# DATASET ENTRIES:
————————
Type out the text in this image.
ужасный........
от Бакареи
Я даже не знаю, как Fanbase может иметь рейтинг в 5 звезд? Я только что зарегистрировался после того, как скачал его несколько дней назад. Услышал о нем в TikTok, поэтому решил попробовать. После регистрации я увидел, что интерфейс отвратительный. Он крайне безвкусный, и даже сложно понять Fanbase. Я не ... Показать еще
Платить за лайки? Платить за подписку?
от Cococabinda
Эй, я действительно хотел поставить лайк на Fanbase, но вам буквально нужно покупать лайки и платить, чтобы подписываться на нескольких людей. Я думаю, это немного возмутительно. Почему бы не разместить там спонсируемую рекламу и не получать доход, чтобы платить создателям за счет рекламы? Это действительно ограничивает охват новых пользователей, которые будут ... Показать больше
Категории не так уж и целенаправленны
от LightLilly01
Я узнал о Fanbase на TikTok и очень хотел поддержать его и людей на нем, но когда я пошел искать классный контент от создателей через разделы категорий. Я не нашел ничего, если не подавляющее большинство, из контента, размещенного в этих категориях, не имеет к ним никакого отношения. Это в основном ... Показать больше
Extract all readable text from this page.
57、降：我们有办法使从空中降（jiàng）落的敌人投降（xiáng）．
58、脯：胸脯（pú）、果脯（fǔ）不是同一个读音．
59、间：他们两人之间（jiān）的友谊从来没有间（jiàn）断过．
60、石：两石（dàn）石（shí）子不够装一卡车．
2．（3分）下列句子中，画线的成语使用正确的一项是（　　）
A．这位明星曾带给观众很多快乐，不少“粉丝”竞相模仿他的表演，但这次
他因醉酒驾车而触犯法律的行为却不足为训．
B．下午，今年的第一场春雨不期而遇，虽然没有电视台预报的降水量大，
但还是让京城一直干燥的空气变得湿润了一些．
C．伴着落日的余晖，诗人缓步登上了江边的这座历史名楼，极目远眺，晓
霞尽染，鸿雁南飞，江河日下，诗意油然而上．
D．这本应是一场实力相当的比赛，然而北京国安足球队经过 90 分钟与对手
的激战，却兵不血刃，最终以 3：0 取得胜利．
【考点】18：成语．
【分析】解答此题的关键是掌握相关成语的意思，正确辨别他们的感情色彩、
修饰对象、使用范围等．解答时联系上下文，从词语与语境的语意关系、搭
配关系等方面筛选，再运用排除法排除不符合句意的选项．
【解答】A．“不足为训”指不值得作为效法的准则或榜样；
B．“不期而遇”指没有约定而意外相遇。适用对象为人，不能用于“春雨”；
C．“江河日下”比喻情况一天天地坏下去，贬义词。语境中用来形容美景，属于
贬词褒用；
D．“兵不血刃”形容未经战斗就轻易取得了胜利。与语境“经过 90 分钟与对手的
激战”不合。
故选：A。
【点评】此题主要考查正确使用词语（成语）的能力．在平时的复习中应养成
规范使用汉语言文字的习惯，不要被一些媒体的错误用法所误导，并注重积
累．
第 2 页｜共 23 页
————————
# WHAT THIS TASK INVOLVES:
Collect the complete line wherever the string "Показать" appears in the records.

# WRITTEN RESPONSE:
Я даже не знаю, как Fanbase может иметь рейтинг в 5 звезд? Я только что зарегистрировался после того, как скачал его несколько дней назад. Услышал о нем в TikTok, поэтому решил попробовать. После регистрации я увидел, что интерфейс отвратительный. Он крайне безвкусный, и даже сложно понять Fanbase. Я не ... Показать еще
Эй, я действительно хотел поставить лайк на Fanbase, но вам буквально нужно покупать лайки и платить, чтобы подписываться на нескольких людей. Я думаю, это немного возмутительно. Почему бы не разместить там спонсируемую рекламу и не получать доход, чтобы платить создателям за счет рекламы? Это действительно ограничивает охват новых пользователей, которые будут ... Показать больше
Я узнал о Fanbase на TikTok и очень хотел поддержать его и людей на нем, но когда я пошел искать классный контент от создателей через разделы категорий. Я не нашел ничего, если не подавляющее большинство, из контента, размещенного в этих категориях, не имеет к ним никакого отношения. Это в основном ... Показать больше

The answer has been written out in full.